— Request —
Return each line from the entries below that contains the word "career", and treat uppercase and lowercase as different.
[start]
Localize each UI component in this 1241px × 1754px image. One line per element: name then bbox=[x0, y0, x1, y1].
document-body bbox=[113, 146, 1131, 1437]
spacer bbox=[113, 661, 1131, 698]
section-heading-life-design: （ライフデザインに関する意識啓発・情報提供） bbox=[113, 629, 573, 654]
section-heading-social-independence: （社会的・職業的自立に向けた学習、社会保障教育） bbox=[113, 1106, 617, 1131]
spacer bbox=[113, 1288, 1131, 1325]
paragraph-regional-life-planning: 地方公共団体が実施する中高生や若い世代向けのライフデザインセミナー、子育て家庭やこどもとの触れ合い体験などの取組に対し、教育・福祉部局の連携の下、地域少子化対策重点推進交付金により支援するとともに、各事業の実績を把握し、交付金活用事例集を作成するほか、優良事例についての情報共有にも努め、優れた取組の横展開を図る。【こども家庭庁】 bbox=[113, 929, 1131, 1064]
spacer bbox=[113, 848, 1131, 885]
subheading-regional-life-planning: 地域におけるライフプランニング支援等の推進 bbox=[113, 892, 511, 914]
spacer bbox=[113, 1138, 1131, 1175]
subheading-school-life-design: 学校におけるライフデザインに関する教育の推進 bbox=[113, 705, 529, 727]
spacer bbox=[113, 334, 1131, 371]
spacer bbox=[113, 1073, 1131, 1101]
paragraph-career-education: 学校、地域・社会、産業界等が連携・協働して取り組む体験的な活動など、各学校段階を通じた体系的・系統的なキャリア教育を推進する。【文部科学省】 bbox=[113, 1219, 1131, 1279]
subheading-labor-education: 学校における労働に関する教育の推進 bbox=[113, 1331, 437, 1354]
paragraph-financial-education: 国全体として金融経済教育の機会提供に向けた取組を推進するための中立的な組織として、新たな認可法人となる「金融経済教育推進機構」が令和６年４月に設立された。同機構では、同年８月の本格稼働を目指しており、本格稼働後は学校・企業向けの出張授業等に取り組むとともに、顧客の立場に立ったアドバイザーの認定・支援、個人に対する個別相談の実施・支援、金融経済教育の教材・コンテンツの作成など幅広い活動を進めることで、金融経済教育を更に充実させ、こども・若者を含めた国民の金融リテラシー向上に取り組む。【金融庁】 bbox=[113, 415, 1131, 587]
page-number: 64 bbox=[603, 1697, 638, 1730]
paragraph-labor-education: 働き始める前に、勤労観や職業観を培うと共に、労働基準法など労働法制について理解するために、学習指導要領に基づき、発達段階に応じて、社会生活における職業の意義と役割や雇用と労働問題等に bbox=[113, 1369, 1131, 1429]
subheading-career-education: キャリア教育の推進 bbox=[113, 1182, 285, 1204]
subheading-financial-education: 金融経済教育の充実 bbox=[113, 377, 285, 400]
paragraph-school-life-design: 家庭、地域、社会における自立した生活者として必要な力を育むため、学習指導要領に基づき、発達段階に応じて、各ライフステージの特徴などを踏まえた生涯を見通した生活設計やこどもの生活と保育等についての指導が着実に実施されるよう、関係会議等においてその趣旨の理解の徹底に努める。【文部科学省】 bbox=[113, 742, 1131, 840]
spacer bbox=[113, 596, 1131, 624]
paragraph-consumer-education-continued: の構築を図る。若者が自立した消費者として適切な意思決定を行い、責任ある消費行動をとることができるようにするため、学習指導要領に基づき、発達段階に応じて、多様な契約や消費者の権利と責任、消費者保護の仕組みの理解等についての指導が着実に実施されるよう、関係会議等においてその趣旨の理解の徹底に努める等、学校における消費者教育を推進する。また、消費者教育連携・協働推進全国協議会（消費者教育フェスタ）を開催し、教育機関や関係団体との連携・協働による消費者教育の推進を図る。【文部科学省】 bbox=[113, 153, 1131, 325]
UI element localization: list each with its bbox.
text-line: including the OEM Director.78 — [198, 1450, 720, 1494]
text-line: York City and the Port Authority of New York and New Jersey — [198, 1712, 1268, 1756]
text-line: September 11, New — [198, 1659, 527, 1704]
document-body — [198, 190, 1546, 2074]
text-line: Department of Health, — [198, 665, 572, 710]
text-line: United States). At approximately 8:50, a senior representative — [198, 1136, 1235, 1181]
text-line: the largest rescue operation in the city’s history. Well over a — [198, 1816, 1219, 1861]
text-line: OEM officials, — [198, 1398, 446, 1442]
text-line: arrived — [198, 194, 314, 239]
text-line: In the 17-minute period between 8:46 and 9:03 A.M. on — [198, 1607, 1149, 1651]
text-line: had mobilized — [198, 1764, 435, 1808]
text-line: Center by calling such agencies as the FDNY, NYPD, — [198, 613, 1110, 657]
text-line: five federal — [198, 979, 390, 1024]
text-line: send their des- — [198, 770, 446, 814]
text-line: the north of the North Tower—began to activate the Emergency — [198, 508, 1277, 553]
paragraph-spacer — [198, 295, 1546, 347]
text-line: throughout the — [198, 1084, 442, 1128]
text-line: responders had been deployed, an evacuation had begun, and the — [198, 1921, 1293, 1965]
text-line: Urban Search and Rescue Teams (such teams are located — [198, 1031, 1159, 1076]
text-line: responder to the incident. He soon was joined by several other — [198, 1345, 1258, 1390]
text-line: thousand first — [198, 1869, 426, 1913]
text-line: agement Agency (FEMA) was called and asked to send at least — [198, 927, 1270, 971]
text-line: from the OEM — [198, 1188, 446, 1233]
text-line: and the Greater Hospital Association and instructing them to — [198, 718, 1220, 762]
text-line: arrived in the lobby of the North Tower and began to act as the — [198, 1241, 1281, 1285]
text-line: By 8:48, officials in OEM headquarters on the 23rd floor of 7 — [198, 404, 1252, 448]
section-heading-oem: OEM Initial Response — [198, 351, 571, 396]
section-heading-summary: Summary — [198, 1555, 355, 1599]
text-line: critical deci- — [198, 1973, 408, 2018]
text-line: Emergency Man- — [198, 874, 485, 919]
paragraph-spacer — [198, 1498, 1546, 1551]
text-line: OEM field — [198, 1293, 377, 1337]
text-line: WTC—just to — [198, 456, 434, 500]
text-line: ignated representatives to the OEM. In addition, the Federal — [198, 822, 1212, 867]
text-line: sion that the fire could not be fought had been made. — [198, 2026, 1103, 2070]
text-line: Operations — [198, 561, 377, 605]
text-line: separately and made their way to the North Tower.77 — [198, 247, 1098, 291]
[end]
— Answer to this exercise —
paragraph-career-education: 学校、地域・社会、産業界等が連携・協働して取り組む体験的な活動など、各学校段階を通じた体系的・系統的なキャリア教育を推進する。【文部科学省】 bbox=[113, 1219, 1131, 1279]
subheading-career-education: キャリア教育の推進 bbox=[113, 1182, 285, 1204]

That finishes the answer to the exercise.